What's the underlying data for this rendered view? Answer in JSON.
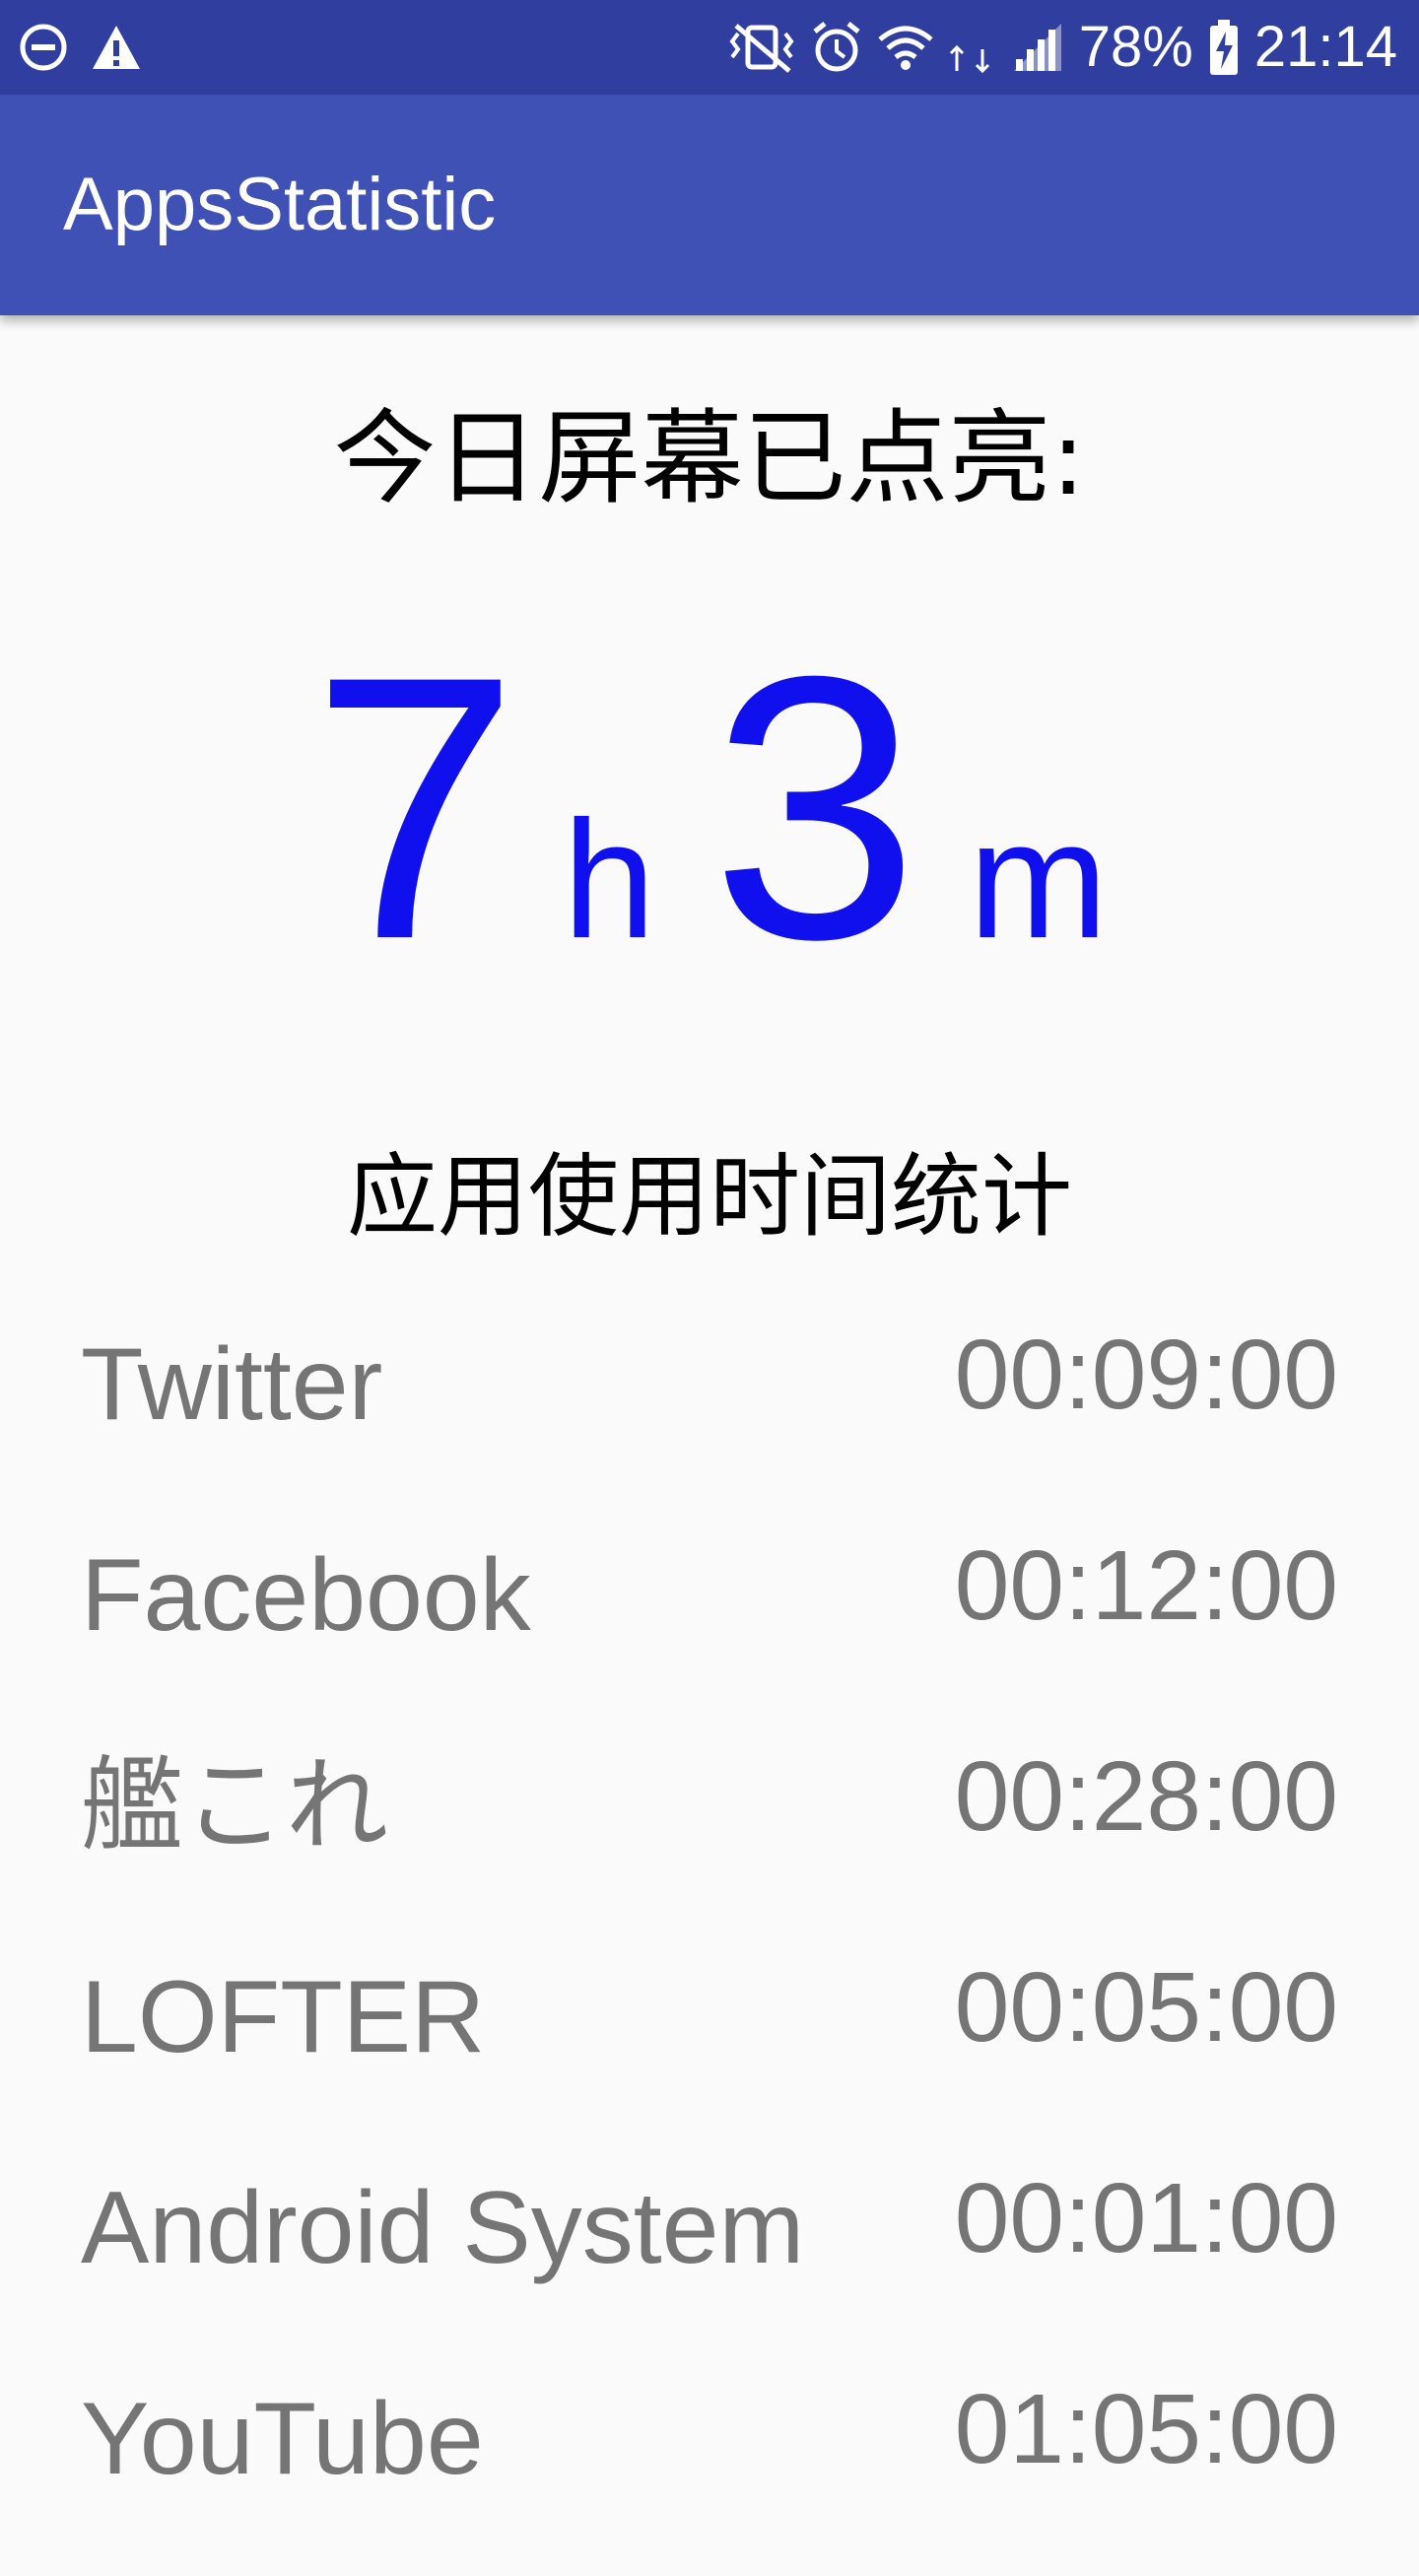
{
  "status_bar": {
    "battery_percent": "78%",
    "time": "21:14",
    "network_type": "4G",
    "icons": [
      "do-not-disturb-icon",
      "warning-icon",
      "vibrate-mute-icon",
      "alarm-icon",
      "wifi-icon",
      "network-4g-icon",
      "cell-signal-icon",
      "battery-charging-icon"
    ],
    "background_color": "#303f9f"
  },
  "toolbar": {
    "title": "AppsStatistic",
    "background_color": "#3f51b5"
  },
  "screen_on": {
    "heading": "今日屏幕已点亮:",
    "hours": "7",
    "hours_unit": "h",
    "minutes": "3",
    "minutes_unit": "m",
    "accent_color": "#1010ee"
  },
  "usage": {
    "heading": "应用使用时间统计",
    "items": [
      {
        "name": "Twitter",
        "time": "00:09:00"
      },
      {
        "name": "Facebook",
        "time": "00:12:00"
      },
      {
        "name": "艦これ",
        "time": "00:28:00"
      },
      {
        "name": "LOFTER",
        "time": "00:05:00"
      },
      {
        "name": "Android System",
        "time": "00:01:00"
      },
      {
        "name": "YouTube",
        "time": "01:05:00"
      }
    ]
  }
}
┄┄┄┄┄┄
[Exercise instructions]:
Do not include the images; transcribe the rest of the listing exactly.

[The result]:
What's the underlying data for this rendered view? Answer in JSON.
{
  "status_bar": {
    "battery_percent": "78%",
    "time": "21:14",
    "network_type": "4G",
    "icons": [
      "do-not-disturb-icon",
      "warning-icon",
      "vibrate-mute-icon",
      "alarm-icon",
      "wifi-icon",
      "network-4g-icon",
      "cell-signal-icon",
      "battery-charging-icon"
    ],
    "background_color": "#303f9f"
  },
  "toolbar": {
    "title": "AppsStatistic",
    "background_color": "#3f51b5"
  },
  "screen_on": {
    "heading": "今日屏幕已点亮:",
    "hours": "7",
    "hours_unit": "h",
    "minutes": "3",
    "minutes_unit": "m",
    "accent_color": "#1010ee"
  },
  "usage": {
    "heading": "应用使用时间统计",
    "items": [
      {
        "name": "Twitter",
        "time": "00:09:00"
      },
      {
        "name": "Facebook",
        "time": "00:12:00"
      },
      {
        "name": "艦これ",
        "time": "00:28:00"
      },
      {
        "name": "LOFTER",
        "time": "00:05:00"
      },
      {
        "name": "Android System",
        "time": "00:01:00"
      },
      {
        "name": "YouTube",
        "time": "01:05:00"
      }
    ]
  }
}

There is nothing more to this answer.